- _Task material_:
**********

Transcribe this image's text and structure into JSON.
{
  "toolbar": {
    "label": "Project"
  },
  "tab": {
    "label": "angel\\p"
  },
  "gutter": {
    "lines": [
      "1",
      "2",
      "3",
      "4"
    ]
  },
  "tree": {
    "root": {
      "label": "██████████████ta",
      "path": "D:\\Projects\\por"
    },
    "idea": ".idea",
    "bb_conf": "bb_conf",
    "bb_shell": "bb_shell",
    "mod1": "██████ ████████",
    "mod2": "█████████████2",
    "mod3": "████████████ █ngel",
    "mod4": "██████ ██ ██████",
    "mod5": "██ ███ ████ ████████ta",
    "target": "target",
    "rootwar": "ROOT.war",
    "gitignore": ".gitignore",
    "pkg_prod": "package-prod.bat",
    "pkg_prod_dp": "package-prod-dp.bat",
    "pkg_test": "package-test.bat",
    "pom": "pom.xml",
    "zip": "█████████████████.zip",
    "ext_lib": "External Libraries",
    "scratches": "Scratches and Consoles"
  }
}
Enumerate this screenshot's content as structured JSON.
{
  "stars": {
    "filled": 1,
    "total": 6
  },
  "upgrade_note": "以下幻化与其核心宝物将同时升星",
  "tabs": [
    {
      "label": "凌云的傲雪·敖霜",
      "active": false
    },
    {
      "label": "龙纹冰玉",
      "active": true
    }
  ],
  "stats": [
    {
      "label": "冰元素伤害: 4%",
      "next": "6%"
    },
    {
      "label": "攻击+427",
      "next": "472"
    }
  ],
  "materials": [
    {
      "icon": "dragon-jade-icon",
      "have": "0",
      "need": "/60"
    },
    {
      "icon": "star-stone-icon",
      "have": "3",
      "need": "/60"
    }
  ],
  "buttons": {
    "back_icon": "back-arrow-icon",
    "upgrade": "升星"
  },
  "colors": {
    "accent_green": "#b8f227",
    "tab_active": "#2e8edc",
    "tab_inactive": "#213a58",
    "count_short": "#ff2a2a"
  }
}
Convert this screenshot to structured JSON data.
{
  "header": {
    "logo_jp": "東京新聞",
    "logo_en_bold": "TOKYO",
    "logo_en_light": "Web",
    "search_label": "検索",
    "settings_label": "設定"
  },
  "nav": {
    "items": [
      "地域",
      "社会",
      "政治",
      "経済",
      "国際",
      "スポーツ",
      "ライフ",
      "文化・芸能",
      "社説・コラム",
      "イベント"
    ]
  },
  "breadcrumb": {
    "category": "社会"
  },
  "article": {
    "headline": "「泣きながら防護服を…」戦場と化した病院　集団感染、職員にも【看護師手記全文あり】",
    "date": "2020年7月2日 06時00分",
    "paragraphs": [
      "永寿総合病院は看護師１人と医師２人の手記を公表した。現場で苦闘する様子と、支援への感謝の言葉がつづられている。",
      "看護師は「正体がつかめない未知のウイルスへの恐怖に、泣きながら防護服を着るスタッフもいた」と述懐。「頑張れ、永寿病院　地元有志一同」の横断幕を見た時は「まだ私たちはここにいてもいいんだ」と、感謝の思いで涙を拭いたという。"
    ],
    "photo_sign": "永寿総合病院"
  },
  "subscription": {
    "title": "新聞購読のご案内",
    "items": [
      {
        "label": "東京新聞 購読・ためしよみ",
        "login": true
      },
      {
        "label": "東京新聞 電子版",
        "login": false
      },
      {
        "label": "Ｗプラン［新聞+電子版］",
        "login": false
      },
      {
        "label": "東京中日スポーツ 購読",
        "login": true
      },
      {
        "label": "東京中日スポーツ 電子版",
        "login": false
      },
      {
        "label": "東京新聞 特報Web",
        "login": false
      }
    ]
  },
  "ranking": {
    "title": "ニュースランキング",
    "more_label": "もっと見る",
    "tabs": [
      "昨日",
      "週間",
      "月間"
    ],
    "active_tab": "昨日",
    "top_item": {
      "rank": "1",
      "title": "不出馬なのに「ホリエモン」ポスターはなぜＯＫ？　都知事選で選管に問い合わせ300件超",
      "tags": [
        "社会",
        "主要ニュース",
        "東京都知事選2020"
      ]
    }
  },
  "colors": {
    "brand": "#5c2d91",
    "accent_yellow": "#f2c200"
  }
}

**********

- _Short exercise_: Extract the entries above verbatim.

- _Correct result_:
Transcribe this image's text and structure into JSON.
{
  "toolbar": {
    "label": "Project"
  },
  "tab": {
    "label": "angel\\p"
  },
  "gutter": {
    "lines": [
      "1",
      "2",
      "3",
      "4"
    ]
  },
  "tree": {
    "root": {
      "label": "██████████████ta",
      "path": "D:\\Projects\\por"
    },
    "idea": ".idea",
    "bb_conf": "bb_conf",
    "bb_shell": "bb_shell",
    "mod1": "██████ ████████",
    "mod2": "█████████████2",
    "mod3": "████████████ █ngel",
    "mod4": "██████ ██ ██████",
    "mod5": "██ ███ ████ ████████ta",
    "target": "target",
    "rootwar": "ROOT.war",
    "gitignore": ".gitignore",
    "pkg_prod": "package-prod.bat",
    "pkg_prod_dp": "package-prod-dp.bat",
    "pkg_test": "package-test.bat",
    "pom": "pom.xml",
    "zip": "█████████████████.zip",
    "ext_lib": "External Libraries",
    "scratches": "Scratches and Consoles"
  }
}
Enumerate this screenshot's content as structured JSON.
{
  "stars": {
    "filled": 1,
    "total": 6
  },
  "upgrade_note": "以下幻化与其核心宝物将同时升星",
  "tabs": [
    {
      "label": "凌云的傲雪·敖霜",
      "active": false
    },
    {
      "label": "龙纹冰玉",
      "active": true
    }
  ],
  "stats": [
    {
      "label": "冰元素伤害: 4%",
      "next": "6%"
    },
    {
      "label": "攻击+427",
      "next": "472"
    }
  ],
  "materials": [
    {
      "icon": "dragon-jade-icon",
      "have": "0",
      "need": "/60"
    },
    {
      "icon": "star-stone-icon",
      "have": "3",
      "need": "/60"
    }
  ],
  "buttons": {
    "back_icon": "back-arrow-icon",
    "upgrade": "升星"
  },
  "colors": {
    "accent_green": "#b8f227",
    "tab_active": "#2e8edc",
    "tab_inactive": "#213a58",
    "count_short": "#ff2a2a"
  }
}
Convert this screenshot to structured JSON data.
{
  "header": {
    "logo_jp": "東京新聞",
    "logo_en_bold": "TOKYO",
    "logo_en_light": "Web",
    "search_label": "検索",
    "settings_label": "設定"
  },
  "nav": {
    "items": [
      "地域",
      "社会",
      "政治",
      "経済",
      "国際",
      "スポーツ",
      "ライフ",
      "文化・芸能",
      "社説・コラム",
      "イベント"
    ]
  },
  "breadcrumb": {
    "category": "社会"
  },
  "article": {
    "headline": "「泣きながら防護服を…」戦場と化した病院　集団感染、職員にも【看護師手記全文あり】",
    "date": "2020年7月2日 06時00分",
    "paragraphs": [
      "永寿総合病院は看護師１人と医師２人の手記を公表した。現場で苦闘する様子と、支援への感謝の言葉がつづられている。",
      "看護師は「正体がつかめない未知のウイルスへの恐怖に、泣きながら防護服を着るスタッフもいた」と述懐。「頑張れ、永寿病院　地元有志一同」の横断幕を見た時は「まだ私たちはここにいてもいいんだ」と、感謝の思いで涙を拭いたという。"
    ],
    "photo_sign": "永寿総合病院"
  },
  "subscription": {
    "title": "新聞購読のご案内",
    "items": [
      {
        "label": "東京新聞 購読・ためしよみ",
        "login": true
      },
      {
        "label": "東京新聞 電子版",
        "login": false
      },
      {
        "label": "Ｗプラン［新聞+電子版］",
        "login": false
      },
      {
        "label": "東京中日スポーツ 購読",
        "login": true
      },
      {
        "label": "東京中日スポーツ 電子版",
        "login": false
      },
      {
        "label": "東京新聞 特報Web",
        "login": false
      }
    ]
  },
  "ranking": {
    "title": "ニュースランキング",
    "more_label": "もっと見る",
    "tabs": [
      "昨日",
      "週間",
      "月間"
    ],
    "active_tab": "昨日",
    "top_item": {
      "rank": "1",
      "title": "不出馬なのに「ホリエモン」ポスターはなぜＯＫ？　都知事選で選管に問い合わせ300件超",
      "tags": [
        "社会",
        "主要ニュース",
        "東京都知事選2020"
      ]
    }
  },
  "colors": {
    "brand": "#5c2d91",
    "accent_yellow": "#f2c200"
  }
}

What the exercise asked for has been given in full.